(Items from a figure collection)

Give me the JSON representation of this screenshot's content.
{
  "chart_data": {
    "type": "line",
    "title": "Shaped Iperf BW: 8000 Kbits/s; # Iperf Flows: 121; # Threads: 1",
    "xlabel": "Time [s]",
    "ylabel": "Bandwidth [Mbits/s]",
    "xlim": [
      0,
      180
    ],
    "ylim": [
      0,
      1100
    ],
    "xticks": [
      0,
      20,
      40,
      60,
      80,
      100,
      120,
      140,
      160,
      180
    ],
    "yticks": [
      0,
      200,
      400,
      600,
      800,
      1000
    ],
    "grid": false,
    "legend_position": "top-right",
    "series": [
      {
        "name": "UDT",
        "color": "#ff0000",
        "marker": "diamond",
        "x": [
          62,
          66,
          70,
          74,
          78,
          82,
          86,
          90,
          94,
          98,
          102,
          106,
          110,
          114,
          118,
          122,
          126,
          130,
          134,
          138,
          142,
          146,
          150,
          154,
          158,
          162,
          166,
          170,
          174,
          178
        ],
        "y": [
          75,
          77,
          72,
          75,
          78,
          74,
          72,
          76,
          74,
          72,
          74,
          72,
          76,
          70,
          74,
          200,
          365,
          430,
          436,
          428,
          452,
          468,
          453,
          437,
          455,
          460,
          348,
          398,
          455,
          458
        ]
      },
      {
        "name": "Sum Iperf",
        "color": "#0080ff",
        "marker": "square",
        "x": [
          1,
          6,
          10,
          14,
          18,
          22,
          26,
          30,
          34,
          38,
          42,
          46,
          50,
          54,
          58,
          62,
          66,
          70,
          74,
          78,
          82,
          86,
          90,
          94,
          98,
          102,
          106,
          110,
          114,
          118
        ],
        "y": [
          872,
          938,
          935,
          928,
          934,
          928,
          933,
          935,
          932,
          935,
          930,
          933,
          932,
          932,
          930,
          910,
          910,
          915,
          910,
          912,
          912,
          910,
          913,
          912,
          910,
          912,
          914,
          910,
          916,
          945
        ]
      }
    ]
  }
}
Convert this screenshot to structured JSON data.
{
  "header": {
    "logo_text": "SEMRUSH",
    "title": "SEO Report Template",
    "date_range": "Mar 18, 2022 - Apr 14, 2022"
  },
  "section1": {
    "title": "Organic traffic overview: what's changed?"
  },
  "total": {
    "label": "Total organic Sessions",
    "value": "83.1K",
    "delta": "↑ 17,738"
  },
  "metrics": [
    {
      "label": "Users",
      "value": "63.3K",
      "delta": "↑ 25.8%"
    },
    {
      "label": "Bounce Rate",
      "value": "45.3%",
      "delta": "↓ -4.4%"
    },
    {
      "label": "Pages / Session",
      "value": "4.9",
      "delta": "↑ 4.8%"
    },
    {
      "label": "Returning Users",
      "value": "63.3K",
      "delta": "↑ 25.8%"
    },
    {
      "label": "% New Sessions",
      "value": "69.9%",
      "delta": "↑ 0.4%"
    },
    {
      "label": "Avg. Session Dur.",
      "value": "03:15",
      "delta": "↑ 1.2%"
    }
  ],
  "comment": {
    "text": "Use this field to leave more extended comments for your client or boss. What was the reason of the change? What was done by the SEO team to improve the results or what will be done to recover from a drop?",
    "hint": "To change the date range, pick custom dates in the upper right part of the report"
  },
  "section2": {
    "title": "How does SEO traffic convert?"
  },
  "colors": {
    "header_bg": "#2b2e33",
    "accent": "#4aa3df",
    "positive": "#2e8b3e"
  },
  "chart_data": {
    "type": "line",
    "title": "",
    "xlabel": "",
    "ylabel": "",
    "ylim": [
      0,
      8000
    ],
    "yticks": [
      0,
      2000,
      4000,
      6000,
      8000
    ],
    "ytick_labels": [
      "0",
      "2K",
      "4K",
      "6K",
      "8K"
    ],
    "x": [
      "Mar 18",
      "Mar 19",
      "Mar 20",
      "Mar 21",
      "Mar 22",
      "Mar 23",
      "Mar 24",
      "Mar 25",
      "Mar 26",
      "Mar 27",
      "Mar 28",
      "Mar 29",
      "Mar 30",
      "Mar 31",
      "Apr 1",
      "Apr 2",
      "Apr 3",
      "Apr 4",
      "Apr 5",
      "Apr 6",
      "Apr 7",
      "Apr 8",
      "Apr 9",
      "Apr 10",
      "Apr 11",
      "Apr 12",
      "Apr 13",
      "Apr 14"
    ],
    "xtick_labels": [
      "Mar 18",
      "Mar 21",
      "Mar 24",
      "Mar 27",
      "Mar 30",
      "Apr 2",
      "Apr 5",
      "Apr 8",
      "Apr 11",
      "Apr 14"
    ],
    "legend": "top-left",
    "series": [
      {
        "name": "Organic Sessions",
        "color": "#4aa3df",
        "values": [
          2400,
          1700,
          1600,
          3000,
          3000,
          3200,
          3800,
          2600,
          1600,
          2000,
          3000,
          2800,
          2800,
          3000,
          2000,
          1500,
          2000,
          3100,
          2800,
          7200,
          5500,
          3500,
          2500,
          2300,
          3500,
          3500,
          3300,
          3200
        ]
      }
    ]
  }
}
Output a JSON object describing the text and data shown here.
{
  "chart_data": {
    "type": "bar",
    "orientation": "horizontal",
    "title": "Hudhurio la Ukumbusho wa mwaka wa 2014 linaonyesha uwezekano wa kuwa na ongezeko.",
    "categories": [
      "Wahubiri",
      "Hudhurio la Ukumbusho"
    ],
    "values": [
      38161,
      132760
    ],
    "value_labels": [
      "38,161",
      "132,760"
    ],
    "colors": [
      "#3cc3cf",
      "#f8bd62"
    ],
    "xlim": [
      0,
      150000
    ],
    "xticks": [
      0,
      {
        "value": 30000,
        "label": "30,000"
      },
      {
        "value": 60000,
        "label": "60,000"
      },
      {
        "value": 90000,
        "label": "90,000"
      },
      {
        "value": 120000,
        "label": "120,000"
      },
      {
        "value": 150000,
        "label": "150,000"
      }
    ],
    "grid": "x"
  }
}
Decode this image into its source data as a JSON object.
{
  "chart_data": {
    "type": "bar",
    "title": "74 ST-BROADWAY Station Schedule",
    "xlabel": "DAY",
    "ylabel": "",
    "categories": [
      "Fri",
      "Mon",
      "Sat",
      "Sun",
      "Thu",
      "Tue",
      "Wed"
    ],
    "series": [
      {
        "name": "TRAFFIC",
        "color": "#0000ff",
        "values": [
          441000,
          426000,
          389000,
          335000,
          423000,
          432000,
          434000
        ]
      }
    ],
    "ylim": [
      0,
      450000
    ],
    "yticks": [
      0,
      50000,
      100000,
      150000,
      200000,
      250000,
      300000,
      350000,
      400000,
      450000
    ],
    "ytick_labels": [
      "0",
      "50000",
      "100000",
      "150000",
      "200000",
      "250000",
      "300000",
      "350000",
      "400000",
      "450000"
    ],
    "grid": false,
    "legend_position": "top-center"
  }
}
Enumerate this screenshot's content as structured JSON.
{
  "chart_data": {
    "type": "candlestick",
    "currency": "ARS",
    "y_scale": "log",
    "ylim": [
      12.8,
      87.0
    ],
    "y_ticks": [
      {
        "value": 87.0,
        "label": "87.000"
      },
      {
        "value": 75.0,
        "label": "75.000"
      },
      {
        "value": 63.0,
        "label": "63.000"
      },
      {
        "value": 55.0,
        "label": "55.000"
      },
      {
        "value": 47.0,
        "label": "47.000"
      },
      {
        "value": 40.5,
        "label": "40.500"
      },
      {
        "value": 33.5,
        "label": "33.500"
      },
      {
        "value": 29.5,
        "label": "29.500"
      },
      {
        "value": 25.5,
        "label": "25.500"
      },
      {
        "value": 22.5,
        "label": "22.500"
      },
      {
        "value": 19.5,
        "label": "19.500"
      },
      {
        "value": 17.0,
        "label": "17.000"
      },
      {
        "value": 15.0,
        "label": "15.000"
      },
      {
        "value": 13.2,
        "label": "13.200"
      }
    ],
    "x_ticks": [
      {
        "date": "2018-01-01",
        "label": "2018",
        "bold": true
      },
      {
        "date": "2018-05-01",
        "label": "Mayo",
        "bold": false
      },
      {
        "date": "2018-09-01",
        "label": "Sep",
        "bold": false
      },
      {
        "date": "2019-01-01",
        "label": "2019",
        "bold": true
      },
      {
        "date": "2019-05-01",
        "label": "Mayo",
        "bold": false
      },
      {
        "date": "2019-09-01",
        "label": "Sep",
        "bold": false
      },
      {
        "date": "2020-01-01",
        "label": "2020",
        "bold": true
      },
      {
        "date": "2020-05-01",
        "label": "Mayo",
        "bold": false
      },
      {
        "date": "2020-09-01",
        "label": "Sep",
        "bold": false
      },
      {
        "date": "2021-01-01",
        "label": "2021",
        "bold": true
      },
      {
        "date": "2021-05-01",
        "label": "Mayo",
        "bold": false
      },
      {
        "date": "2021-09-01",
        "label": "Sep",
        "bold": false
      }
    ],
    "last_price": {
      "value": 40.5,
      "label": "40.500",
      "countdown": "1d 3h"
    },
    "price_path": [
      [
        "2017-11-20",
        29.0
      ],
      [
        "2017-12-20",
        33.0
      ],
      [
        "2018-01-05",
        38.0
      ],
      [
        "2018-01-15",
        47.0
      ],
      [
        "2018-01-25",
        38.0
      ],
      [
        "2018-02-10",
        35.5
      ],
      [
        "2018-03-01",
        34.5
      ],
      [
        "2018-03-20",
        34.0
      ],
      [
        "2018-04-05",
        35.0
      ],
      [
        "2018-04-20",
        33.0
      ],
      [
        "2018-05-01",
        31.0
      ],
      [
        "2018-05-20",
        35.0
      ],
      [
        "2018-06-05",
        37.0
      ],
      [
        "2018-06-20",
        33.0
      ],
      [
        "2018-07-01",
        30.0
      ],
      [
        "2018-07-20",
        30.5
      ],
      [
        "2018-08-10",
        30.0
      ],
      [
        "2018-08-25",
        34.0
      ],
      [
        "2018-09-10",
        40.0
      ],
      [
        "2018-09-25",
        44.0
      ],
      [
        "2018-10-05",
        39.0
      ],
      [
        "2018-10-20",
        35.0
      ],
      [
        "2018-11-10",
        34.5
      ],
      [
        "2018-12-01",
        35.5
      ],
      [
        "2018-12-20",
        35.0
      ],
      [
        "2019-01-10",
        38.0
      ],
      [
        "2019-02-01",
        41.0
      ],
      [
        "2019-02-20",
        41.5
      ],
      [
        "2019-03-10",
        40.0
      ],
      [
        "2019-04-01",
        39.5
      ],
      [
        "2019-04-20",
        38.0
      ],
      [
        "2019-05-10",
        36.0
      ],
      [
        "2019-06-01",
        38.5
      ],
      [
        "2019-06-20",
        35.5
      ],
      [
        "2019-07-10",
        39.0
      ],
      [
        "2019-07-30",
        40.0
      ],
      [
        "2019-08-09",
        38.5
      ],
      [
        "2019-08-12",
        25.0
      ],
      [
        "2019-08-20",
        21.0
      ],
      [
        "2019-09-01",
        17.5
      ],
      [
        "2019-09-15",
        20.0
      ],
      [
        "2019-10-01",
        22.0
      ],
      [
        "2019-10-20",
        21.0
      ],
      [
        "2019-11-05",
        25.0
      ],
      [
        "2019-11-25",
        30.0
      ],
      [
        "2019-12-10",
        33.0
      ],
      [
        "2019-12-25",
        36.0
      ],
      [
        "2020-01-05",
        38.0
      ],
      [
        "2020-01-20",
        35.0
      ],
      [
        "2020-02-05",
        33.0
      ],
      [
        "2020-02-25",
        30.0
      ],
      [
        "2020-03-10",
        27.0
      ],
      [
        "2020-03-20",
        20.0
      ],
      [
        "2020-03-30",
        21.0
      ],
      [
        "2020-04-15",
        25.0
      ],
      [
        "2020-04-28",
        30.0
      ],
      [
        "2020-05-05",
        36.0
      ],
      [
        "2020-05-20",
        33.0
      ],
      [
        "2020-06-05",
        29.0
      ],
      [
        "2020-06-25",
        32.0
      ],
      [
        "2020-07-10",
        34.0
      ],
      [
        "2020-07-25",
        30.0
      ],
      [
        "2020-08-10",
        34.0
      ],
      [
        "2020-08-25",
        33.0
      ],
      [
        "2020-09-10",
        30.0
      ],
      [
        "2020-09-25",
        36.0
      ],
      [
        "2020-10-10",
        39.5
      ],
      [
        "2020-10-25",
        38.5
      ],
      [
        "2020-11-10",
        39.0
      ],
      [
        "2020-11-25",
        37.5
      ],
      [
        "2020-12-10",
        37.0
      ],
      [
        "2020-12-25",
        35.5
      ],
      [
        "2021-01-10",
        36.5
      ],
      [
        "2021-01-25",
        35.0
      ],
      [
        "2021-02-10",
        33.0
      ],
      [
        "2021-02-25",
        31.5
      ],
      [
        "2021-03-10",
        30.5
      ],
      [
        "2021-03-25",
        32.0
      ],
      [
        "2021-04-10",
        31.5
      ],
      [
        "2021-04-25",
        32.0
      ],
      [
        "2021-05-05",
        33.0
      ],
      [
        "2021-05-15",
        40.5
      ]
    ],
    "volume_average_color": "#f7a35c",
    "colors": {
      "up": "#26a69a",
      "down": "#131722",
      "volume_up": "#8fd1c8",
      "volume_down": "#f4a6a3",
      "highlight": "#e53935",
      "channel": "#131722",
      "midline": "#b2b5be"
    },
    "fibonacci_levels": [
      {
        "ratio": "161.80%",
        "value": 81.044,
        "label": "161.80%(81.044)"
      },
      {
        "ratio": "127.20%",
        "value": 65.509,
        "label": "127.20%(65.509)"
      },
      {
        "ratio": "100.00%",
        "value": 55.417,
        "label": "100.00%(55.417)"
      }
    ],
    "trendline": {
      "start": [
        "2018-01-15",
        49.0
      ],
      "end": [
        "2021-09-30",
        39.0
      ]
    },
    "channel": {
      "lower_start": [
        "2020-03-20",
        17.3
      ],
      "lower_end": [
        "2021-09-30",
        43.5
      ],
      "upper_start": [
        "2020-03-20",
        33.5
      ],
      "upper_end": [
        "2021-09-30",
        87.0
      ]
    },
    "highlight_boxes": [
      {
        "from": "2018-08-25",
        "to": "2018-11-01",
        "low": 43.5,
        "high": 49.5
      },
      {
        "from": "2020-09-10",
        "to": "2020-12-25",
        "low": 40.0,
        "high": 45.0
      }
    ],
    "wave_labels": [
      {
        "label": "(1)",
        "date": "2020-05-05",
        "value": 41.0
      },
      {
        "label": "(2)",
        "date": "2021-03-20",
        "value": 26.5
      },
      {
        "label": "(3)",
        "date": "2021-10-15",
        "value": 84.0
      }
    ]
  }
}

### Exercise brief
Look over the listing above. Pick out and copy every line that includes "Iperf".

### Correct answer
    "title": "Shaped Iperf BW: 8000 Kbits/s; # Iperf Flows: 121; # Threads: 1",
        "name": "Sum Iperf",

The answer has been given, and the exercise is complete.